**Problem statement**
Each line of the material below should be reproduced exactly.

**Excerpted data**

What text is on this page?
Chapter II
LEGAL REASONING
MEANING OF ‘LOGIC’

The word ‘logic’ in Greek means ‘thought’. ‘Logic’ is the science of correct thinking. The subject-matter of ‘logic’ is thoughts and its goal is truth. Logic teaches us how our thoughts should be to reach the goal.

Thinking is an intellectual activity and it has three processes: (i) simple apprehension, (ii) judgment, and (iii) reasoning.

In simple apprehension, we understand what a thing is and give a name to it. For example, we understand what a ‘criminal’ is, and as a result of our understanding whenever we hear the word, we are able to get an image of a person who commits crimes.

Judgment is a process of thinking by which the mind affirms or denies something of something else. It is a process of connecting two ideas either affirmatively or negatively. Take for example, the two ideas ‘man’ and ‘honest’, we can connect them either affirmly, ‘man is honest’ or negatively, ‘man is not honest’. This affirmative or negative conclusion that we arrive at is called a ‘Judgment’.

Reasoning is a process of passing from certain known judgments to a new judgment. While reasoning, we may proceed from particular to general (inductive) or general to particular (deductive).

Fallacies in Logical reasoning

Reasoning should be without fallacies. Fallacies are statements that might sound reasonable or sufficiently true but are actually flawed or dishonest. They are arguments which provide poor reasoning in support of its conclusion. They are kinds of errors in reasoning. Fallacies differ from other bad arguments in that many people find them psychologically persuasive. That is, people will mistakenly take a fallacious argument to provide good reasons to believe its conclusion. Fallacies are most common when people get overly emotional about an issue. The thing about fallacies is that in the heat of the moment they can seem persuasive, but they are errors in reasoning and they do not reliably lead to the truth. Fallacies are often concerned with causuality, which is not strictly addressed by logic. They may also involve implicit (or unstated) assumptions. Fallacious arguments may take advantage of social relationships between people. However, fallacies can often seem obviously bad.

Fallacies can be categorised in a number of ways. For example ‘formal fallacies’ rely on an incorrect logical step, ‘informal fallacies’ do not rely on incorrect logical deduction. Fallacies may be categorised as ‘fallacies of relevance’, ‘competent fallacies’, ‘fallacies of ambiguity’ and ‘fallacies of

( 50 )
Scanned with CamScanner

**Finished task**
What text is on this page?
Chapter II
LEGAL REASONING
MEANING OF ‘LOGIC’

The word ‘logic’ in Greek means ‘thought’. ‘Logic’ is the science of correct thinking. The subject-matter of ‘logic’ is thoughts and its goal is truth. Logic teaches us how our thoughts should be to reach the goal.

Thinking is an intellectual activity and it has three processes: (i) simple apprehension, (ii) judgment, and (iii) reasoning.

In simple apprehension, we understand what a thing is and give a name to it. For example, we understand what a ‘criminal’ is, and as a result of our understanding whenever we hear the word, we are able to get an image of a person who commits crimes.

Judgment is a process of thinking by which the mind affirms or denies something of something else. It is a process of connecting two ideas either affirmatively or negatively. Take for example, the two ideas ‘man’ and ‘honest’, we can connect them either affirmly, ‘man is honest’ or negatively, ‘man is not honest’. This affirmative or negative conclusion that we arrive at is called a ‘Judgment’.

Reasoning is a process of passing from certain known judgments to a new judgment. While reasoning, we may proceed from particular to general (inductive) or general to particular (deductive).

Fallacies in Logical reasoning

Reasoning should be without fallacies. Fallacies are statements that might sound reasonable or sufficiently true but are actually flawed or dishonest. They are arguments which provide poor reasoning in support of its conclusion. They are kinds of errors in reasoning. Fallacies differ from other bad arguments in that many people find them psychologically persuasive. That is, people will mistakenly take a fallacious argument to provide good reasons to believe its conclusion. Fallacies are most common when people get overly emotional about an issue. The thing about fallacies is that in the heat of the moment they can seem persuasive, but they are errors in reasoning and they do not reliably lead to the truth. Fallacies are often concerned with causuality, which is not strictly addressed by logic. They may also involve implicit (or unstated) assumptions. Fallacious arguments may take advantage of social relationships between people. However, fallacies can often seem obviously bad.

Fallacies can be categorised in a number of ways. For example ‘formal fallacies’ rely on an incorrect logical step, ‘informal fallacies’ do not rely on incorrect logical deduction. Fallacies may be categorised as ‘fallacies of relevance’, ‘competent fallacies’, ‘fallacies of ambiguity’ and ‘fallacies of

( 50 )
Scanned with CamScanner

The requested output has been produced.